■ **WHAT IS EXPECTED**
Repeat the records below exactly as they appear.

— start of GIVEN INFORMATION —

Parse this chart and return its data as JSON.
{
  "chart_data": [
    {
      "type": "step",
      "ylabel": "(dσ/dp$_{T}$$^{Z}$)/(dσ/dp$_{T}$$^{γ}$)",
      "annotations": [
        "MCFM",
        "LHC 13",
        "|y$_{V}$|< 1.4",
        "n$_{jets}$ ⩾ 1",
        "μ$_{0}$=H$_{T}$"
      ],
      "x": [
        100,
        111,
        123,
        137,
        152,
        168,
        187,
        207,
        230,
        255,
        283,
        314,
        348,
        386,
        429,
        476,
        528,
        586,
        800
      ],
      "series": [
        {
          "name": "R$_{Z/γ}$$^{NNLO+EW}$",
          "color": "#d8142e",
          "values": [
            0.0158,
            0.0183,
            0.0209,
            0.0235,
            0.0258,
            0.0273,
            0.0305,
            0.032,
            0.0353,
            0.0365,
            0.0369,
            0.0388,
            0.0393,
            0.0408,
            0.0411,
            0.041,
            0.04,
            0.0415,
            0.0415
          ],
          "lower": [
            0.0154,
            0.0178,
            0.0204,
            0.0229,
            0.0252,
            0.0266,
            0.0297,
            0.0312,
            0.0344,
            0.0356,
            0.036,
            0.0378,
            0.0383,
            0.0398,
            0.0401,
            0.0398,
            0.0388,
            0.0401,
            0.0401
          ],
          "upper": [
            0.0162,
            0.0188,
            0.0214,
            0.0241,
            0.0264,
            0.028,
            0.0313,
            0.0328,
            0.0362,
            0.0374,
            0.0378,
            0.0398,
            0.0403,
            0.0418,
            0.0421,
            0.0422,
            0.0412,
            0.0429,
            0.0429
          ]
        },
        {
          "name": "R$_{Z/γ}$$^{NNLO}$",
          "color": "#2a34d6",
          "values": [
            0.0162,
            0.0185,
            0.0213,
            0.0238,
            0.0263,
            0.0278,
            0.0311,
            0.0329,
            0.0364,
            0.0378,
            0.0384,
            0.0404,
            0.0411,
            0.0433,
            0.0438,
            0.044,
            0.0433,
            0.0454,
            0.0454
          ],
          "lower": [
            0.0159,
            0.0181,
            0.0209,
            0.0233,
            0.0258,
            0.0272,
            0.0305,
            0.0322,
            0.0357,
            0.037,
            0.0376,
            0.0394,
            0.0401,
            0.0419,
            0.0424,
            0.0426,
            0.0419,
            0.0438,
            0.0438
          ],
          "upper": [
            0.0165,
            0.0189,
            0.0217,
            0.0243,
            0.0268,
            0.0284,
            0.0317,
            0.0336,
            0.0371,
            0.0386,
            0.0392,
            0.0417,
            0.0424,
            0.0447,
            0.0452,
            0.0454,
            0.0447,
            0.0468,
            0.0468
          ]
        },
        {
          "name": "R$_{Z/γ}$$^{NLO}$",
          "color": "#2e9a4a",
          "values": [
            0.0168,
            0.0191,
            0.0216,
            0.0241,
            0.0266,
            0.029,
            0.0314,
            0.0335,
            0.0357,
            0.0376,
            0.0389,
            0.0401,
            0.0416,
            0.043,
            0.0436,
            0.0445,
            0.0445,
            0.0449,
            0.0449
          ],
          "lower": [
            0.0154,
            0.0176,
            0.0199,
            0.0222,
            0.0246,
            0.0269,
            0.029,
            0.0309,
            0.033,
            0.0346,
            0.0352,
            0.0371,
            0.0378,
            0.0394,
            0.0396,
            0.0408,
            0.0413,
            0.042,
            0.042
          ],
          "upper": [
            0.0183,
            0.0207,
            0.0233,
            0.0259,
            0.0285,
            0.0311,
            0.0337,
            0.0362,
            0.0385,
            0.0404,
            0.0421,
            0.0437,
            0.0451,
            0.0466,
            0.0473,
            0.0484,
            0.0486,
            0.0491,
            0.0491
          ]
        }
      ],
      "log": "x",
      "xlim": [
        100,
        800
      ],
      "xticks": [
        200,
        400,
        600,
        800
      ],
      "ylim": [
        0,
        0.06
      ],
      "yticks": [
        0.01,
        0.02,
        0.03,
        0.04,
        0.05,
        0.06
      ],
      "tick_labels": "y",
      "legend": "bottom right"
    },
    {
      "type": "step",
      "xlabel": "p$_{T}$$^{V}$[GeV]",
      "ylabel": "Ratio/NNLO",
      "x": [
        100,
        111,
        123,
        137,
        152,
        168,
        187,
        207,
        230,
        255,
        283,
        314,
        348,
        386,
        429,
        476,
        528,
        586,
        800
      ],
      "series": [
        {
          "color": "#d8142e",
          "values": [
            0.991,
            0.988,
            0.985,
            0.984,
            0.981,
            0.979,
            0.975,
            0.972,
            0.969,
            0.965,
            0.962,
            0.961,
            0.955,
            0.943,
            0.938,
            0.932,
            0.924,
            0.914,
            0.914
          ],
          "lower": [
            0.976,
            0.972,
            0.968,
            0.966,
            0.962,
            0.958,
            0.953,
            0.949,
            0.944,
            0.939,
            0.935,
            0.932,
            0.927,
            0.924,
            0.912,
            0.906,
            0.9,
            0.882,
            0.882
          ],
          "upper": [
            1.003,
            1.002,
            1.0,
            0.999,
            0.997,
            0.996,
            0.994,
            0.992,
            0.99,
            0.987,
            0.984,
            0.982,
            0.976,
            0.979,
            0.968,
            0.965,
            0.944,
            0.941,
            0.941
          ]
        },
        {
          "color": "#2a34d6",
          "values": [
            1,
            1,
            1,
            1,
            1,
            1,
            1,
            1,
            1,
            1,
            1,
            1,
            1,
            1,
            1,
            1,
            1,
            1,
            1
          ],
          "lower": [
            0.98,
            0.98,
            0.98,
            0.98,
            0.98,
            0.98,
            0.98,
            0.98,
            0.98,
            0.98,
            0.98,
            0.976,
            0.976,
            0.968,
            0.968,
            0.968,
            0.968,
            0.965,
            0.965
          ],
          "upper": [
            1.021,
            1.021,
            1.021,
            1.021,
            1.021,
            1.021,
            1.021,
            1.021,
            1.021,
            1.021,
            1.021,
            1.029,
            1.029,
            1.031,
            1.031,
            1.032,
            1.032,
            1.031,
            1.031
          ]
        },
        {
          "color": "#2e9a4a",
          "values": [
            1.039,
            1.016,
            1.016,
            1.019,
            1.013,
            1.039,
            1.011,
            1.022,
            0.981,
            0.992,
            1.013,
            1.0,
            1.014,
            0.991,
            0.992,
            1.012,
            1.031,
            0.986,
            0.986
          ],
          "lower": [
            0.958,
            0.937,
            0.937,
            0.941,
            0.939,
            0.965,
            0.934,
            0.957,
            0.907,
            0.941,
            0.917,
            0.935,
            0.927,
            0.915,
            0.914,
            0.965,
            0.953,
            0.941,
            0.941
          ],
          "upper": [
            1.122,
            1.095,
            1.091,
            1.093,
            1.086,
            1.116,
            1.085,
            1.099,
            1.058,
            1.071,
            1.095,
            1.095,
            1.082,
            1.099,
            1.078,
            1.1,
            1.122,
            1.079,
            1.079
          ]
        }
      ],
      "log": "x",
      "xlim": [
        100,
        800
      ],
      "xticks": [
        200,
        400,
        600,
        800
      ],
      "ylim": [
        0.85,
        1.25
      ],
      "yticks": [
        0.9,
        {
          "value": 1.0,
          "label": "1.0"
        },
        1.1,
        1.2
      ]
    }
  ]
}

— end of GIVEN INFORMATION —

■ **WORKED SOLUTION**
Parse this chart and return its data as JSON.
{
  "chart_data": [
    {
      "type": "step",
      "ylabel": "(dσ/dp$_{T}$$^{Z}$)/(dσ/dp$_{T}$$^{γ}$)",
      "annotations": [
        "MCFM",
        "LHC 13",
        "|y$_{V}$|< 1.4",
        "n$_{jets}$ ⩾ 1",
        "μ$_{0}$=H$_{T}$"
      ],
      "x": [
        100,
        111,
        123,
        137,
        152,
        168,
        187,
        207,
        230,
        255,
        283,
        314,
        348,
        386,
        429,
        476,
        528,
        586,
        800
      ],
      "series": [
        {
          "name": "R$_{Z/γ}$$^{NNLO+EW}$",
          "color": "#d8142e",
          "values": [
            0.0158,
            0.0183,
            0.0209,
            0.0235,
            0.0258,
            0.0273,
            0.0305,
            0.032,
            0.0353,
            0.0365,
            0.0369,
            0.0388,
            0.0393,
            0.0408,
            0.0411,
            0.041,
            0.04,
            0.0415,
            0.0415
          ],
          "lower": [
            0.0154,
            0.0178,
            0.0204,
            0.0229,
            0.0252,
            0.0266,
            0.0297,
            0.0312,
            0.0344,
            0.0356,
            0.036,
            0.0378,
            0.0383,
            0.0398,
            0.0401,
            0.0398,
            0.0388,
            0.0401,
            0.0401
          ],
          "upper": [
            0.0162,
            0.0188,
            0.0214,
            0.0241,
            0.0264,
            0.028,
            0.0313,
            0.0328,
            0.0362,
            0.0374,
            0.0378,
            0.0398,
            0.0403,
            0.0418,
            0.0421,
            0.0422,
            0.0412,
            0.0429,
            0.0429
          ]
        },
        {
          "name": "R$_{Z/γ}$$^{NNLO}$",
          "color": "#2a34d6",
          "values": [
            0.0162,
            0.0185,
            0.0213,
            0.0238,
            0.0263,
            0.0278,
            0.0311,
            0.0329,
            0.0364,
            0.0378,
            0.0384,
            0.0404,
            0.0411,
            0.0433,
            0.0438,
            0.044,
            0.0433,
            0.0454,
            0.0454
          ],
          "lower": [
            0.0159,
            0.0181,
            0.0209,
            0.0233,
            0.0258,
            0.0272,
            0.0305,
            0.0322,
            0.0357,
            0.037,
            0.0376,
            0.0394,
            0.0401,
            0.0419,
            0.0424,
            0.0426,
            0.0419,
            0.0438,
            0.0438
          ],
          "upper": [
            0.0165,
            0.0189,
            0.0217,
            0.0243,
            0.0268,
            0.0284,
            0.0317,
            0.0336,
            0.0371,
            0.0386,
            0.0392,
            0.0417,
            0.0424,
            0.0447,
            0.0452,
            0.0454,
            0.0447,
            0.0468,
            0.0468
          ]
        },
        {
          "name": "R$_{Z/γ}$$^{NLO}$",
          "color": "#2e9a4a",
          "values": [
            0.0168,
            0.0191,
            0.0216,
            0.0241,
            0.0266,
            0.029,
            0.0314,
            0.0335,
            0.0357,
            0.0376,
            0.0389,
            0.0401,
            0.0416,
            0.043,
            0.0436,
            0.0445,
            0.0445,
            0.0449,
            0.0449
          ],
          "lower": [
            0.0154,
            0.0176,
            0.0199,
            0.0222,
            0.0246,
            0.0269,
            0.029,
            0.0309,
            0.033,
            0.0346,
            0.0352,
            0.0371,
            0.0378,
            0.0394,
            0.0396,
            0.0408,
            0.0413,
            0.042,
            0.042
          ],
          "upper": [
            0.0183,
            0.0207,
            0.0233,
            0.0259,
            0.0285,
            0.0311,
            0.0337,
            0.0362,
            0.0385,
            0.0404,
            0.0421,
            0.0437,
            0.0451,
            0.0466,
            0.0473,
            0.0484,
            0.0486,
            0.0491,
            0.0491
          ]
        }
      ],
      "log": "x",
      "xlim": [
        100,
        800
      ],
      "xticks": [
        200,
        400,
        600,
        800
      ],
      "ylim": [
        0,
        0.06
      ],
      "yticks": [
        0.01,
        0.02,
        0.03,
        0.04,
        0.05,
        0.06
      ],
      "tick_labels": "y",
      "legend": "bottom right"
    },
    {
      "type": "step",
      "xlabel": "p$_{T}$$^{V}$[GeV]",
      "ylabel": "Ratio/NNLO",
      "x": [
        100,
        111,
        123,
        137,
        152,
        168,
        187,
        207,
        230,
        255,
        283,
        314,
        348,
        386,
        429,
        476,
        528,
        586,
        800
      ],
      "series": [
        {
          "color": "#d8142e",
          "values": [
            0.991,
            0.988,
            0.985,
            0.984,
            0.981,
            0.979,
            0.975,
            0.972,
            0.969,
            0.965,
            0.962,
            0.961,
            0.955,
            0.943,
            0.938,
            0.932,
            0.924,
            0.914,
            0.914
          ],
          "lower": [
            0.976,
            0.972,
            0.968,
            0.966,
            0.962,
            0.958,
            0.953,
            0.949,
            0.944,
            0.939,
            0.935,
            0.932,
            0.927,
            0.924,
            0.912,
            0.906,
            0.9,
            0.882,
            0.882
          ],
          "upper": [
            1.003,
            1.002,
            1.0,
            0.999,
            0.997,
            0.996,
            0.994,
            0.992,
            0.99,
            0.987,
            0.984,
            0.982,
            0.976,
            0.979,
            0.968,
            0.965,
            0.944,
            0.941,
            0.941
          ]
        },
        {
          "color": "#2a34d6",
          "values": [
            1,
            1,
            1,
            1,
            1,
            1,
            1,
            1,
            1,
            1,
            1,
            1,
            1,
            1,
            1,
            1,
            1,
            1,
            1
          ],
          "lower": [
            0.98,
            0.98,
            0.98,
            0.98,
            0.98,
            0.98,
            0.98,
            0.98,
            0.98,
            0.98,
            0.98,
            0.976,
            0.976,
            0.968,
            0.968,
            0.968,
            0.968,
            0.965,
            0.965
          ],
          "upper": [
            1.021,
            1.021,
            1.021,
            1.021,
            1.021,
            1.021,
            1.021,
            1.021,
            1.021,
            1.021,
            1.021,
            1.029,
            1.029,
            1.031,
            1.031,
            1.032,
            1.032,
            1.031,
            1.031
          ]
        },
        {
          "color": "#2e9a4a",
          "values": [
            1.039,
            1.016,
            1.016,
            1.019,
            1.013,
            1.039,
            1.011,
            1.022,
            0.981,
            0.992,
            1.013,
            1.0,
            1.014,
            0.991,
            0.992,
            1.012,
            1.031,
            0.986,
            0.986
          ],
          "lower": [
            0.958,
            0.937,
            0.937,
            0.941,
            0.939,
            0.965,
            0.934,
            0.957,
            0.907,
            0.941,
            0.917,
            0.935,
            0.927,
            0.915,
            0.914,
            0.965,
            0.953,
            0.941,
            0.941
          ],
          "upper": [
            1.122,
            1.095,
            1.091,
            1.093,
            1.086,
            1.116,
            1.085,
            1.099,
            1.058,
            1.071,
            1.095,
            1.095,
            1.082,
            1.099,
            1.078,
            1.1,
            1.122,
            1.079,
            1.079
          ]
        }
      ],
      "log": "x",
      "xlim": [
        100,
        800
      ],
      "xticks": [
        200,
        400,
        600,
        800
      ],
      "ylim": [
        0.85,
        1.25
      ],
      "yticks": [
        0.9,
        {
          "value": 1.0,
          "label": "1.0"
        },
        1.1,
        1.2
      ]
    }
  ]
}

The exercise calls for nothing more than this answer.